> [Task goal]: Consider the records below. How many of their lines include the word "Outreach"? State the number and nothing else.

— Start of Listed records —

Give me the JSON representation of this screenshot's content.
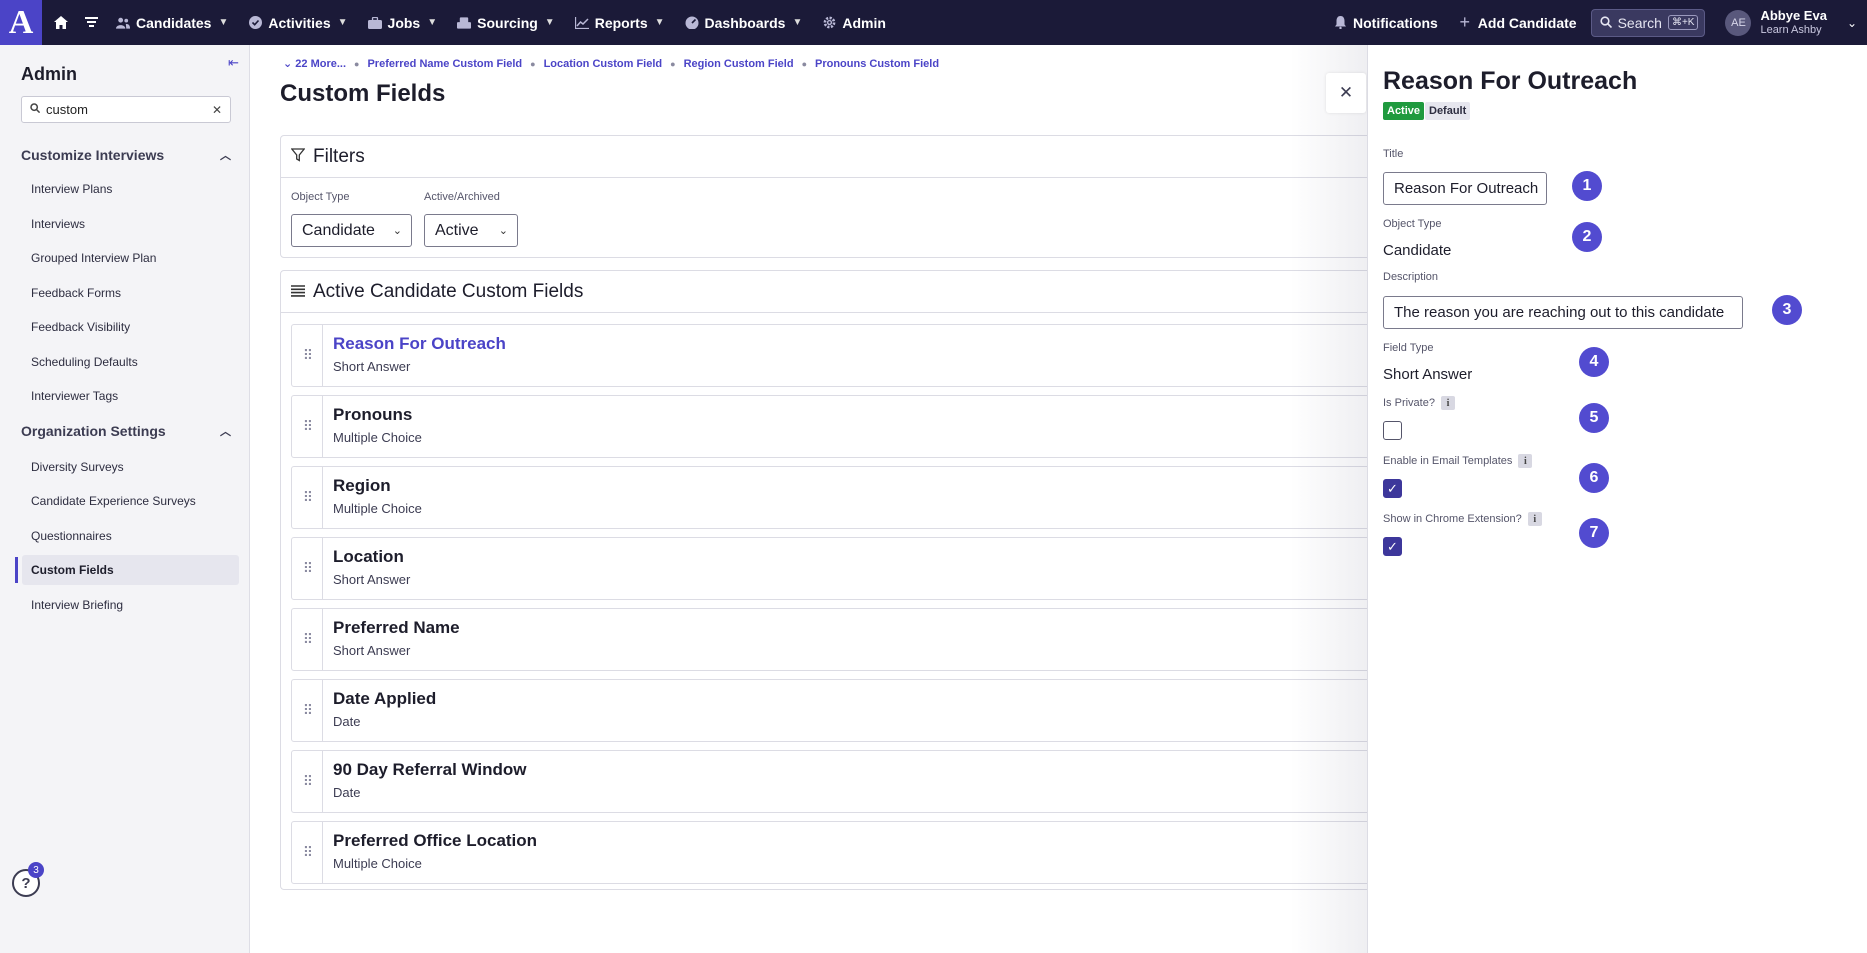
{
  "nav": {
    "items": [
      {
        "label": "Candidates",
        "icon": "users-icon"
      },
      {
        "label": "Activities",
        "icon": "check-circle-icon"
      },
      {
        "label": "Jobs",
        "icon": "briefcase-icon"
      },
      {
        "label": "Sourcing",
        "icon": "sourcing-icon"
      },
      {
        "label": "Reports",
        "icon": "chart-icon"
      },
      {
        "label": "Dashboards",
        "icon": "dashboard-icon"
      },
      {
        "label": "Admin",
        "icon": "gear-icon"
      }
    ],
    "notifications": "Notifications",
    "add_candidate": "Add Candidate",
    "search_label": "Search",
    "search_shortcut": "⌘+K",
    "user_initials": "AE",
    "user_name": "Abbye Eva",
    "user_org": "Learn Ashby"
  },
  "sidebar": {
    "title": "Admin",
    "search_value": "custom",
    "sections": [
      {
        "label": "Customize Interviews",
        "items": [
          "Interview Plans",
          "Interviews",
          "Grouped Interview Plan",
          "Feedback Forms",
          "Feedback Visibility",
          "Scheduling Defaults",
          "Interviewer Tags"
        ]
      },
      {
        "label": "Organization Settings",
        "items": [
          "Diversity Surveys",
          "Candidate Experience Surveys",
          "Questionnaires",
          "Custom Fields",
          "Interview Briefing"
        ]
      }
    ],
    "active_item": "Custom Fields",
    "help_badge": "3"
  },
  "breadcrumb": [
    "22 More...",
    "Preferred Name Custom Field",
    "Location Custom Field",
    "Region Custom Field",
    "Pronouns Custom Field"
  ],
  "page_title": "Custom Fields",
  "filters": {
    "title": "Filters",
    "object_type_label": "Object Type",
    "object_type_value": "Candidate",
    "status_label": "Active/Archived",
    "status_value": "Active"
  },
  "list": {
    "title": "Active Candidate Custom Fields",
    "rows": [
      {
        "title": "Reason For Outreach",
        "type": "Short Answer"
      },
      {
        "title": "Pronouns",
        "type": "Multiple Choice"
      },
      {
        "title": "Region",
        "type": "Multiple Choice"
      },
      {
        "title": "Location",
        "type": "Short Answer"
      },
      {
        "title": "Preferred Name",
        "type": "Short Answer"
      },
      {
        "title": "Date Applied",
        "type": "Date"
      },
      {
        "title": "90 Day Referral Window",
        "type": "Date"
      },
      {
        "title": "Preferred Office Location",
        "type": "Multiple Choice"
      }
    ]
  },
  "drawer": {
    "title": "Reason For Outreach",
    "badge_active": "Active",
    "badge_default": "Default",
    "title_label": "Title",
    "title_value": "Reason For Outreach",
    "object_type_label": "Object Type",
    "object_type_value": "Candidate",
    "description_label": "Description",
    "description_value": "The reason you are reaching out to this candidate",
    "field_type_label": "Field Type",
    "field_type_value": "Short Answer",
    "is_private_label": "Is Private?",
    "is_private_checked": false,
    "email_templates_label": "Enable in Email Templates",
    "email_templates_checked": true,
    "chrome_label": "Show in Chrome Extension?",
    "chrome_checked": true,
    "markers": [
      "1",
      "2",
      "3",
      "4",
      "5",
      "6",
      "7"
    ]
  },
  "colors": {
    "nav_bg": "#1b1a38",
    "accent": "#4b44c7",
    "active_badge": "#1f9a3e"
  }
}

— End of Listed records —
— Start of Listed records —

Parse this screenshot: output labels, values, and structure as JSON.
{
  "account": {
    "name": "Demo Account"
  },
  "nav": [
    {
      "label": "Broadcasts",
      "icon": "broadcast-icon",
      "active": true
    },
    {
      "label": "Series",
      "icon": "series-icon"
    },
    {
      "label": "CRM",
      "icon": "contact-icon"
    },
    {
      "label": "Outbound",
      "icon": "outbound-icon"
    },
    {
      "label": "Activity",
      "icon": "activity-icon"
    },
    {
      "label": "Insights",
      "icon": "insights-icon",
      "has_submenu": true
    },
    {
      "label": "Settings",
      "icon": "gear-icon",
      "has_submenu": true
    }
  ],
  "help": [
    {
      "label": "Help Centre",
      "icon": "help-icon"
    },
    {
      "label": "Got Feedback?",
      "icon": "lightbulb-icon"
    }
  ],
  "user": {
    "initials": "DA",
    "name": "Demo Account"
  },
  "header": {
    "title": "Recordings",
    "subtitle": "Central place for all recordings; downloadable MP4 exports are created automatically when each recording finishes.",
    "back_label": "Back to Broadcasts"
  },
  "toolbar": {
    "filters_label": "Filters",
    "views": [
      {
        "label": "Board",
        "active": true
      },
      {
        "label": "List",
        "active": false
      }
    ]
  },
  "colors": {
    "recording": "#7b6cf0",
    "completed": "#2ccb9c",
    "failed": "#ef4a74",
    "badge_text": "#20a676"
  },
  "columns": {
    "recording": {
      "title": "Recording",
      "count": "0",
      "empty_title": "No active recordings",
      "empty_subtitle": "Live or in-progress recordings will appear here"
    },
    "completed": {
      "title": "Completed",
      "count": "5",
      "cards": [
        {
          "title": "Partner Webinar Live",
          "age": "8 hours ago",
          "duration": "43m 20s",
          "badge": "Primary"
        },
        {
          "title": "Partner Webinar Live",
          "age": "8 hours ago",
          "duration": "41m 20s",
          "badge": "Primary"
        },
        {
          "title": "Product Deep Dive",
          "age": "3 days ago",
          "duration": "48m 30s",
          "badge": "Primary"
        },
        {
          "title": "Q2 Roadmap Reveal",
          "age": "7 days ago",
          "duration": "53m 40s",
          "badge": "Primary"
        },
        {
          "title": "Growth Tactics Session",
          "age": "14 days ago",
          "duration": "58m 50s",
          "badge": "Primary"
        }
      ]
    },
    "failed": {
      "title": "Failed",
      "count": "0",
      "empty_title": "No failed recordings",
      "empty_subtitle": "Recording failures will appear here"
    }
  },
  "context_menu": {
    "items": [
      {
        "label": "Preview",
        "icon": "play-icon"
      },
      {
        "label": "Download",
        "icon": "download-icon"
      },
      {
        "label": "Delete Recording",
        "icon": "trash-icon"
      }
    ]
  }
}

— End of Listed records —

> [Complete response]: 3